[START DATA TO USE]
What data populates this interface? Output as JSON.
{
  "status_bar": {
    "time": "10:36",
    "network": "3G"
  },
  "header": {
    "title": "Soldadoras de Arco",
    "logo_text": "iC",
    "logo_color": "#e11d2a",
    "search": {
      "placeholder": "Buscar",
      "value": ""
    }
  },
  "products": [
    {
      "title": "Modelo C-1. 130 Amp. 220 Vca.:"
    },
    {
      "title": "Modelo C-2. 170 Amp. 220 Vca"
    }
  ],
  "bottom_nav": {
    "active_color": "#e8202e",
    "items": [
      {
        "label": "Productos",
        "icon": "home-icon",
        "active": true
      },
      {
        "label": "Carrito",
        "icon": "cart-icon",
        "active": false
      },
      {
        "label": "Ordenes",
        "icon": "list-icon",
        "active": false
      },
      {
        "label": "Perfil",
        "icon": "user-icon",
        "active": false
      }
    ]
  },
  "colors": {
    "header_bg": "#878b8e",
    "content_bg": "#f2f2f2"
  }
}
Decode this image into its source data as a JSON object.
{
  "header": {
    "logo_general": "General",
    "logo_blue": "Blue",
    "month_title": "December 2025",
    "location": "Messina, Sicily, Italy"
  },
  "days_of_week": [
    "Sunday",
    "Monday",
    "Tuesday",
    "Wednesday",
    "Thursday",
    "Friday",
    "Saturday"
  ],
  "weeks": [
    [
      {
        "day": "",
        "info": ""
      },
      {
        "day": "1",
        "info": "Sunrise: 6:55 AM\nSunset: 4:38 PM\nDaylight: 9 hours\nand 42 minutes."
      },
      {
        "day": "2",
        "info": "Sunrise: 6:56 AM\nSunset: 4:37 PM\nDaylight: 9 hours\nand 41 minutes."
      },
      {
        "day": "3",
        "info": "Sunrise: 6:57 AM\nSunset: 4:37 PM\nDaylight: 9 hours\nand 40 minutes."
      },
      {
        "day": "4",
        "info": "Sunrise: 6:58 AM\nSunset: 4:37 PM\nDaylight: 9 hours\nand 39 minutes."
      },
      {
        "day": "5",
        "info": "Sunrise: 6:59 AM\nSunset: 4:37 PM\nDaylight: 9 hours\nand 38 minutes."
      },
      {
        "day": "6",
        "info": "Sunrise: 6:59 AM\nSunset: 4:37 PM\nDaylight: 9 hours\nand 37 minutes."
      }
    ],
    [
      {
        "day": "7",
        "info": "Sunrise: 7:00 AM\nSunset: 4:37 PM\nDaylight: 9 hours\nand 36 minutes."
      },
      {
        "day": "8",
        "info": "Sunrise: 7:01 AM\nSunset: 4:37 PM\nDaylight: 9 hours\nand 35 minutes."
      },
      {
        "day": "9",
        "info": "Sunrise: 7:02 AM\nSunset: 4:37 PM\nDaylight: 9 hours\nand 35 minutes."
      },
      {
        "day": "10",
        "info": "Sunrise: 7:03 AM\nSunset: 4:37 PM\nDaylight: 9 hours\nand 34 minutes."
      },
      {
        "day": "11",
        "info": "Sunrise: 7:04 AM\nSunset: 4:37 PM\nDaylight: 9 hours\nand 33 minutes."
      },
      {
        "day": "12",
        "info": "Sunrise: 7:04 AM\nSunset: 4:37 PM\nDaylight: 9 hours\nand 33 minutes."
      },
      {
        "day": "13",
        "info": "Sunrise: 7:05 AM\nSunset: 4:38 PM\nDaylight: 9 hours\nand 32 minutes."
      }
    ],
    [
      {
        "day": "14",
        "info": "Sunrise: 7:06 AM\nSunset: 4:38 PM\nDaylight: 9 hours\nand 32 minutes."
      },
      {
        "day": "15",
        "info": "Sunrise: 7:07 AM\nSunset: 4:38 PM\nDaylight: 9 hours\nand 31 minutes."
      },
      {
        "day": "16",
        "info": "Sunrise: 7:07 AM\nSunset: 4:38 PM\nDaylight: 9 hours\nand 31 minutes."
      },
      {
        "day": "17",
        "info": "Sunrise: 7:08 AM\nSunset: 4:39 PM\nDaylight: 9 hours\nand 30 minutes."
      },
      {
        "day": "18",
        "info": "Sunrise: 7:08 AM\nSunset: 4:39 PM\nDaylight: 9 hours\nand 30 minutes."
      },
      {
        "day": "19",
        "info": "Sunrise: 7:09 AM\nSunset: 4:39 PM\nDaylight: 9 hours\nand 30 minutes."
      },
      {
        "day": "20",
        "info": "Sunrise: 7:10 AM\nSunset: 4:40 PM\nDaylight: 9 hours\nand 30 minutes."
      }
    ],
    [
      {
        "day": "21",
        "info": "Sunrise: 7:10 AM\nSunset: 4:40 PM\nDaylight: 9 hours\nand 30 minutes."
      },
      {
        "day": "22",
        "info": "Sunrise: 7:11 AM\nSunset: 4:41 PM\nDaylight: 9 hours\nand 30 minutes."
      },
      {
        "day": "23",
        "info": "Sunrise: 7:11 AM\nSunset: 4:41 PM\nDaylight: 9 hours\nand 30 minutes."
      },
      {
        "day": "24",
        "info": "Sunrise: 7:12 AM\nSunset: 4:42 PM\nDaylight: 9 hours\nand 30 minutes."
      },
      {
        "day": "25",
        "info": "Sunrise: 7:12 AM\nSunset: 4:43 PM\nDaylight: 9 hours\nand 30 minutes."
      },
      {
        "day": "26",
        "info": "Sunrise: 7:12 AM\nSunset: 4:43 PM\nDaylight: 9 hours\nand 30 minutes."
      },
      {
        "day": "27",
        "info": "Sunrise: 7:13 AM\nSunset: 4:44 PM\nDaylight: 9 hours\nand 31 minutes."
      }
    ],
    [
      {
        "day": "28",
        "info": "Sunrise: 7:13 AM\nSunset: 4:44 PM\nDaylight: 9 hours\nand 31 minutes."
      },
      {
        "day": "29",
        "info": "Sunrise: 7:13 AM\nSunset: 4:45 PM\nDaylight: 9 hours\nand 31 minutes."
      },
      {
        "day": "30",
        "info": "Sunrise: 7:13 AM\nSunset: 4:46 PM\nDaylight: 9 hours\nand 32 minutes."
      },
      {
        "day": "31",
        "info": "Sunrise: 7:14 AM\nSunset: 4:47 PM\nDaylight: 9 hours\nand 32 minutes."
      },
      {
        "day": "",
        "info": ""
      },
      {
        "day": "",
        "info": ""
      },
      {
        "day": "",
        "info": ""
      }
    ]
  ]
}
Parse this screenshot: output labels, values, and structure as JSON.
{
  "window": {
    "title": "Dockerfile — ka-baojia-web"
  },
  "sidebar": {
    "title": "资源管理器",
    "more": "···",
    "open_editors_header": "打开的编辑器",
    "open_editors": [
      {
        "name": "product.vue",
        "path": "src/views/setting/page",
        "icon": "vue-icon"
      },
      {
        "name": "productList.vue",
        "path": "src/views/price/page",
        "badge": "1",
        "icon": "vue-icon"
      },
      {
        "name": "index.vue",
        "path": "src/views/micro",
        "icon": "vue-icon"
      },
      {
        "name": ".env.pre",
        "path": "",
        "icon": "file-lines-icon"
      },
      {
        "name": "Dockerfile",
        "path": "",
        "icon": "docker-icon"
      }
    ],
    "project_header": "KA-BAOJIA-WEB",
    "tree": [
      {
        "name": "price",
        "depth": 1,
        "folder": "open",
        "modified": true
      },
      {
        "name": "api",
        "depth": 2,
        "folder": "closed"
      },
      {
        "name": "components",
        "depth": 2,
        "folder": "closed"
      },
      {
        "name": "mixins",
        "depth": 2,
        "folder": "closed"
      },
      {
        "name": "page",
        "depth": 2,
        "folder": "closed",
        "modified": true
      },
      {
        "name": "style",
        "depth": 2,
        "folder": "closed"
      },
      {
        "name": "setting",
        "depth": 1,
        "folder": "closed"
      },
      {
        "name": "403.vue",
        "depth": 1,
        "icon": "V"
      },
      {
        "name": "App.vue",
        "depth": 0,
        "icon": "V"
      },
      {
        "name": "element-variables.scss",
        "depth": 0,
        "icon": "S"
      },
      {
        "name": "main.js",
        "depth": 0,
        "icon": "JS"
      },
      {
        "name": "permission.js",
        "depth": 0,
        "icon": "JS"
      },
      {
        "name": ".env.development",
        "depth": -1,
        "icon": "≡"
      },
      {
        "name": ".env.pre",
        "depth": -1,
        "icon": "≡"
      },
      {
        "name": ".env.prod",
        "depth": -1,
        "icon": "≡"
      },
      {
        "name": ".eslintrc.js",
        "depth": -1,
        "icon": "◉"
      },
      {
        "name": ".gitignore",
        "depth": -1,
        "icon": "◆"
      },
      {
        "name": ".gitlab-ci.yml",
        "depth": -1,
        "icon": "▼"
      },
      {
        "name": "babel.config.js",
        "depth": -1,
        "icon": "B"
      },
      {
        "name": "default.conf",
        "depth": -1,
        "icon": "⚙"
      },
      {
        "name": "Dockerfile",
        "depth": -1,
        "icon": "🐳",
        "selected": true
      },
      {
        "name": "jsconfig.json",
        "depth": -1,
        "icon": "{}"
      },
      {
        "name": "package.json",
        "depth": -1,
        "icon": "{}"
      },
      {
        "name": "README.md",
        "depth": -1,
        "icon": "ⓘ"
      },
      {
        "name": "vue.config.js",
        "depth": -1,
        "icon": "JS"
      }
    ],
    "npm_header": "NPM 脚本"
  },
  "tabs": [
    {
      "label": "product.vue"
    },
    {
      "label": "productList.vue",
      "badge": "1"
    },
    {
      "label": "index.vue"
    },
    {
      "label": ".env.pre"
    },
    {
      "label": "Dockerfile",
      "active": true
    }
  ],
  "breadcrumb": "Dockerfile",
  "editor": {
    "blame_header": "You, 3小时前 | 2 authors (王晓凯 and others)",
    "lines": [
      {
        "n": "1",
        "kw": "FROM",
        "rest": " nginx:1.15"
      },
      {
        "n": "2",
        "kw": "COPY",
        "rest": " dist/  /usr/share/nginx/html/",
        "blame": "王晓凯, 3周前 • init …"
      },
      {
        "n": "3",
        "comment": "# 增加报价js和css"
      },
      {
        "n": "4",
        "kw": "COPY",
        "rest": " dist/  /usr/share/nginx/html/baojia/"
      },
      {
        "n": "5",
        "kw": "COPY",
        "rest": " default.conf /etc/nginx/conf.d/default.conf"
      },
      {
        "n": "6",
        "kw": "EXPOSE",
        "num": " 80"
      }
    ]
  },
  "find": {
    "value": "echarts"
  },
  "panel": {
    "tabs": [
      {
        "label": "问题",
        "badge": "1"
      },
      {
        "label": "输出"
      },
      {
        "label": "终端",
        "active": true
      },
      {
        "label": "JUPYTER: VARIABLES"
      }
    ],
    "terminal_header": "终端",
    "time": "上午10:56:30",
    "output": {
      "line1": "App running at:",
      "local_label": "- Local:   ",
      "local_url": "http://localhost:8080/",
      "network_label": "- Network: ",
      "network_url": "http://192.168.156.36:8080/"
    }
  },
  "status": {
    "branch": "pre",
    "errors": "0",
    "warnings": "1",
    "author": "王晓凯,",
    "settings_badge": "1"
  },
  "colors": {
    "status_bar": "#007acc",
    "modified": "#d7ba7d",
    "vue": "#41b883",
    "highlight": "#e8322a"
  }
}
[END DATA TO USE]
GIVEN TASK> Report how many lines of the records above contain the word "views", giving only the number.

WRITTEN ANSWER> 3